Task to carry out: List each line in which the string "topics" appears.

Dataset records:
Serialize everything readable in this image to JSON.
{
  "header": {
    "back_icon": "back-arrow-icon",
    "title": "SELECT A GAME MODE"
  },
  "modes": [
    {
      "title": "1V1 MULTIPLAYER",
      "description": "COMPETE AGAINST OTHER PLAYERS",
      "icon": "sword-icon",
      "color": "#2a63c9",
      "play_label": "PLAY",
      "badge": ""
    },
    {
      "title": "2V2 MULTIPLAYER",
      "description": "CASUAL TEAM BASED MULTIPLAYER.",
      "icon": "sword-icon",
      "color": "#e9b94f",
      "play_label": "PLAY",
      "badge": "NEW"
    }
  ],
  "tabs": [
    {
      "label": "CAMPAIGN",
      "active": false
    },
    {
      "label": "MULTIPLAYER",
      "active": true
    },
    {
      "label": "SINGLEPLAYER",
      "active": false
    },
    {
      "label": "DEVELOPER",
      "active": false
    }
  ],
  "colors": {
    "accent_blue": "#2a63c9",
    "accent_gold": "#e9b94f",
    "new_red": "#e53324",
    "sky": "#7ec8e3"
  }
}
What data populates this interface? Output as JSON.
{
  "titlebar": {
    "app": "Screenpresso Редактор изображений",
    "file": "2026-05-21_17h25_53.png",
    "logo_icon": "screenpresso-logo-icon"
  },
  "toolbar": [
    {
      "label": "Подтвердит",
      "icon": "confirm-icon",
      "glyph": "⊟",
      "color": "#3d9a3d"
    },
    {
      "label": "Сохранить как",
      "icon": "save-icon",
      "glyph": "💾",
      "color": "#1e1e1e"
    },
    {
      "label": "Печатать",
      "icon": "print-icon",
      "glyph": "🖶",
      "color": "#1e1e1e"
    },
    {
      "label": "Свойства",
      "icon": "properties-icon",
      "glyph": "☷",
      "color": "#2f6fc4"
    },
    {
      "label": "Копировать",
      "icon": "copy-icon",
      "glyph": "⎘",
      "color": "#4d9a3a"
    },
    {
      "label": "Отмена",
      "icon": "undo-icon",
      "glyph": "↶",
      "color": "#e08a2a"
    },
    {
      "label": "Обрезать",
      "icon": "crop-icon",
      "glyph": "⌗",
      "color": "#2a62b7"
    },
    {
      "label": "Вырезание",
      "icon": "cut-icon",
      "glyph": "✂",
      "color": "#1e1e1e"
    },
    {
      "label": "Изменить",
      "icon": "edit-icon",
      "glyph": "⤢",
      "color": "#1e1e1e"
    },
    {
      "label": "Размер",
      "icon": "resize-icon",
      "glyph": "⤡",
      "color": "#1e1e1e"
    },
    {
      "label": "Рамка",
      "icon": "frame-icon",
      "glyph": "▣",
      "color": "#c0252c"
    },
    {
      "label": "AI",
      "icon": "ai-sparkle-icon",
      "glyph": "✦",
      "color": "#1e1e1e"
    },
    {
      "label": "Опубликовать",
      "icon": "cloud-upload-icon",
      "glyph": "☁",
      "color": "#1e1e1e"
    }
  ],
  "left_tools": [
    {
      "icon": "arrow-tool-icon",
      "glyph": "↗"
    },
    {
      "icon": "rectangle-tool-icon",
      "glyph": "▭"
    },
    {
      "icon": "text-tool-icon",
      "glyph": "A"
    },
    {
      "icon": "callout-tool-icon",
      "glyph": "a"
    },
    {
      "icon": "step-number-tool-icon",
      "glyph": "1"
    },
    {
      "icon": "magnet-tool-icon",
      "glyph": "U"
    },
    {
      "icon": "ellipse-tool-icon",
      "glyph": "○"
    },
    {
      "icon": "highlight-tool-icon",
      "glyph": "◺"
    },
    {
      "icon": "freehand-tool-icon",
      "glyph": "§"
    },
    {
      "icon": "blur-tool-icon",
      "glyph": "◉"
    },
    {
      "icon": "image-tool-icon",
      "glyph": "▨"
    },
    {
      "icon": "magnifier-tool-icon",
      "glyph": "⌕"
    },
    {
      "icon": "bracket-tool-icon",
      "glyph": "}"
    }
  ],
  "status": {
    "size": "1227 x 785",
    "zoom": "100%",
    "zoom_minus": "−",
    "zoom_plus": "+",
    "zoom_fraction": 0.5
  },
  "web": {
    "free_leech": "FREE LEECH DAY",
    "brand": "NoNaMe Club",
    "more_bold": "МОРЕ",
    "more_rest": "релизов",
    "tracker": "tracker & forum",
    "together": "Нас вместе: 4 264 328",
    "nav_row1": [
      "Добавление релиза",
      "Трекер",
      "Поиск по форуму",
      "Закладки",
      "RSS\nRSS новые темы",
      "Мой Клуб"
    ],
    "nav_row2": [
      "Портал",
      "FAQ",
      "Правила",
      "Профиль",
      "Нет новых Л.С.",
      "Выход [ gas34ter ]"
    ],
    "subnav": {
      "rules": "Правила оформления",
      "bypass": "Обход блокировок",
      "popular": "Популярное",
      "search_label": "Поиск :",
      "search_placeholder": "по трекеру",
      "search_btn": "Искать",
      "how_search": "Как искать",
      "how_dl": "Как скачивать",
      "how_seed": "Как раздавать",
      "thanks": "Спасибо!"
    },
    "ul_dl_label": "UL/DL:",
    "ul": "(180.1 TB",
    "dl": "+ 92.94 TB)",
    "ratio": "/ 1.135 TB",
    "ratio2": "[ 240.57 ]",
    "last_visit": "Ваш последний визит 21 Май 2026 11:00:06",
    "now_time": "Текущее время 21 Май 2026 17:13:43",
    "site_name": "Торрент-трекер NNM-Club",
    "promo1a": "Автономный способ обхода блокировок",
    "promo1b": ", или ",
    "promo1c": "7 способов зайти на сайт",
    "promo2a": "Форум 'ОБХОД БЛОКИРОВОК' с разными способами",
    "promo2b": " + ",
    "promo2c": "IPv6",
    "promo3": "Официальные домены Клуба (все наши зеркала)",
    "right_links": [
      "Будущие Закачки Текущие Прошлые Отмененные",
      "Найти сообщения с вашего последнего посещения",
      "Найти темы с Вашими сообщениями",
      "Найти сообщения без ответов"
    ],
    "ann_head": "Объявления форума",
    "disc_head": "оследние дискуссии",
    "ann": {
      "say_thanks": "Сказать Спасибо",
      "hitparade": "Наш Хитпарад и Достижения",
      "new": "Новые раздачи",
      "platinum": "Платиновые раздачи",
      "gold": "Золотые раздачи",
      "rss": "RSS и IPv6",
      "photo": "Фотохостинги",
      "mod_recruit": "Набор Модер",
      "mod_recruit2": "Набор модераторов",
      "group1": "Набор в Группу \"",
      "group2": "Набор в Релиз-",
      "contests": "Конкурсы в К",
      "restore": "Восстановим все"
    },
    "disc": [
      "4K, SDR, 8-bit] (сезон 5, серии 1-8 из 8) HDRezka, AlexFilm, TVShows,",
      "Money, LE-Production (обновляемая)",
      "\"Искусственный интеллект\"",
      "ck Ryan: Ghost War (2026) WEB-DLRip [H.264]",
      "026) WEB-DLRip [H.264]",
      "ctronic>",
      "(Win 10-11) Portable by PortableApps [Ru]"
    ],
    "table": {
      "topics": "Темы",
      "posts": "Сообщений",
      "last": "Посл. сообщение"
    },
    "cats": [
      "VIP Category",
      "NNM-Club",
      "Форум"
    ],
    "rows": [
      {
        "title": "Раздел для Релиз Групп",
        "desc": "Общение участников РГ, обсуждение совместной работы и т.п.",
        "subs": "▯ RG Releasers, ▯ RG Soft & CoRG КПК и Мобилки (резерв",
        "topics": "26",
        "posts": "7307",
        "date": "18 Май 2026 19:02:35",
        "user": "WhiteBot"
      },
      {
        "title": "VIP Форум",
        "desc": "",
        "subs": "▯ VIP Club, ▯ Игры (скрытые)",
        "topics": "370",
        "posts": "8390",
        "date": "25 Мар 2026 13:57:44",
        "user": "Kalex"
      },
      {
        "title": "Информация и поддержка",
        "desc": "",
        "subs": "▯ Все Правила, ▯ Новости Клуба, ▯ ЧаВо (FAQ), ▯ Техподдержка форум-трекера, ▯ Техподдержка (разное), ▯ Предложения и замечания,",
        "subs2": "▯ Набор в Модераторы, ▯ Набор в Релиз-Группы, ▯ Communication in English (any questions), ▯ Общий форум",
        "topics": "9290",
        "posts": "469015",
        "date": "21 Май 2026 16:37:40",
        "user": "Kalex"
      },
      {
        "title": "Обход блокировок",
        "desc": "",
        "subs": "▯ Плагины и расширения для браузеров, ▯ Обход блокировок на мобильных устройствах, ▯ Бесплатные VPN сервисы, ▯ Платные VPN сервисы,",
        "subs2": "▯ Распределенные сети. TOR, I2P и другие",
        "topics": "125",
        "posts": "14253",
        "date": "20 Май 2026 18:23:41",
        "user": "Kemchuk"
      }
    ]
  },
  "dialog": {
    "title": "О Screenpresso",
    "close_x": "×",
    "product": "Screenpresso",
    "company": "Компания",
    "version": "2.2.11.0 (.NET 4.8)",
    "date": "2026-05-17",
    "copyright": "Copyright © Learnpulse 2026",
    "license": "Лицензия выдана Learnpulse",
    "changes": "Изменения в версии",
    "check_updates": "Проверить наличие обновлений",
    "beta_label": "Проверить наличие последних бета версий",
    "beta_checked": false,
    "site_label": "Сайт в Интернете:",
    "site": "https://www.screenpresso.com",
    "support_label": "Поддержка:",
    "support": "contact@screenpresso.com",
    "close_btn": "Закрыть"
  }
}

Answer for this exercise:
      "topics": "Темы",
        "topics": "26",
        "topics": "370",
        "topics": "9290",
        "topics": "125",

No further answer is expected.